■ **Request**
Give the records back in full, exactly as they read.

■ **Items**
···

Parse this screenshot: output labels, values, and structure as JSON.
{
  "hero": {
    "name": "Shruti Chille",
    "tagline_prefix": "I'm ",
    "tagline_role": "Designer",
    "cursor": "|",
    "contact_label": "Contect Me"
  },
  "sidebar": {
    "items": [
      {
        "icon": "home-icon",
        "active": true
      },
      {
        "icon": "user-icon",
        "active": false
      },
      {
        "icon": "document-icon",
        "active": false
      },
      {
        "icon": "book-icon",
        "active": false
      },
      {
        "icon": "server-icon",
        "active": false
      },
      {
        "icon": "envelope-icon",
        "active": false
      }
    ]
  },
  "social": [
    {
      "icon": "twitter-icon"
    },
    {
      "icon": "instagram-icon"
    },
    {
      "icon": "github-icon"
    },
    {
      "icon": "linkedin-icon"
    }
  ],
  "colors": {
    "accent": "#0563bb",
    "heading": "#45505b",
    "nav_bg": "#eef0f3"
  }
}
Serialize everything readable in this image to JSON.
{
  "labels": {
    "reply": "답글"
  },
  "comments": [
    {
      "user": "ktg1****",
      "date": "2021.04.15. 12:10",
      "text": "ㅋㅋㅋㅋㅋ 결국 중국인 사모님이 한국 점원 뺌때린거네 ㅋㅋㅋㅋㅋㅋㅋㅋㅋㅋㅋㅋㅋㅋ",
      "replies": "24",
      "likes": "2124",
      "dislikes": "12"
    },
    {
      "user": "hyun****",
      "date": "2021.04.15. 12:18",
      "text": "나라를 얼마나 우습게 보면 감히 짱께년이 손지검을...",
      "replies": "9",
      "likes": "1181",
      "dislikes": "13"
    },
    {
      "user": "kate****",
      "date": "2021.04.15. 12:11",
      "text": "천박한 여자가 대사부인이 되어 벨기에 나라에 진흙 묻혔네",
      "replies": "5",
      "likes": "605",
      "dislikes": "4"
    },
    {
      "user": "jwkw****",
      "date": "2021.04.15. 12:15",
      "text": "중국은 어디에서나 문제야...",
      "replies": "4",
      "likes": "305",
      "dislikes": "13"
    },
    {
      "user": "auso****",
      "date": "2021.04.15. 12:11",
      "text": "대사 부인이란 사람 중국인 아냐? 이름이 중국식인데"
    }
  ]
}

···

■ **Response to the exercise**
Parse this screenshot: output labels, values, and structure as JSON.
{
  "hero": {
    "name": "Shruti Chille",
    "tagline_prefix": "I'm ",
    "tagline_role": "Designer",
    "cursor": "|",
    "contact_label": "Contect Me"
  },
  "sidebar": {
    "items": [
      {
        "icon": "home-icon",
        "active": true
      },
      {
        "icon": "user-icon",
        "active": false
      },
      {
        "icon": "document-icon",
        "active": false
      },
      {
        "icon": "book-icon",
        "active": false
      },
      {
        "icon": "server-icon",
        "active": false
      },
      {
        "icon": "envelope-icon",
        "active": false
      }
    ]
  },
  "social": [
    {
      "icon": "twitter-icon"
    },
    {
      "icon": "instagram-icon"
    },
    {
      "icon": "github-icon"
    },
    {
      "icon": "linkedin-icon"
    }
  ],
  "colors": {
    "accent": "#0563bb",
    "heading": "#45505b",
    "nav_bg": "#eef0f3"
  }
}
Serialize everything readable in this image to JSON.
{
  "labels": {
    "reply": "답글"
  },
  "comments": [
    {
      "user": "ktg1****",
      "date": "2021.04.15. 12:10",
      "text": "ㅋㅋㅋㅋㅋ 결국 중국인 사모님이 한국 점원 뺌때린거네 ㅋㅋㅋㅋㅋㅋㅋㅋㅋㅋㅋㅋㅋㅋ",
      "replies": "24",
      "likes": "2124",
      "dislikes": "12"
    },
    {
      "user": "hyun****",
      "date": "2021.04.15. 12:18",
      "text": "나라를 얼마나 우습게 보면 감히 짱께년이 손지검을...",
      "replies": "9",
      "likes": "1181",
      "dislikes": "13"
    },
    {
      "user": "kate****",
      "date": "2021.04.15. 12:11",
      "text": "천박한 여자가 대사부인이 되어 벨기에 나라에 진흙 묻혔네",
      "replies": "5",
      "likes": "605",
      "dislikes": "4"
    },
    {
      "user": "jwkw****",
      "date": "2021.04.15. 12:15",
      "text": "중국은 어디에서나 문제야...",
      "replies": "4",
      "likes": "305",
      "dislikes": "13"
    },
    {
      "user": "auso****",
      "date": "2021.04.15. 12:11",
      "text": "대사 부인이란 사람 중국인 아냐? 이름이 중국식인데"
    }
  ]
}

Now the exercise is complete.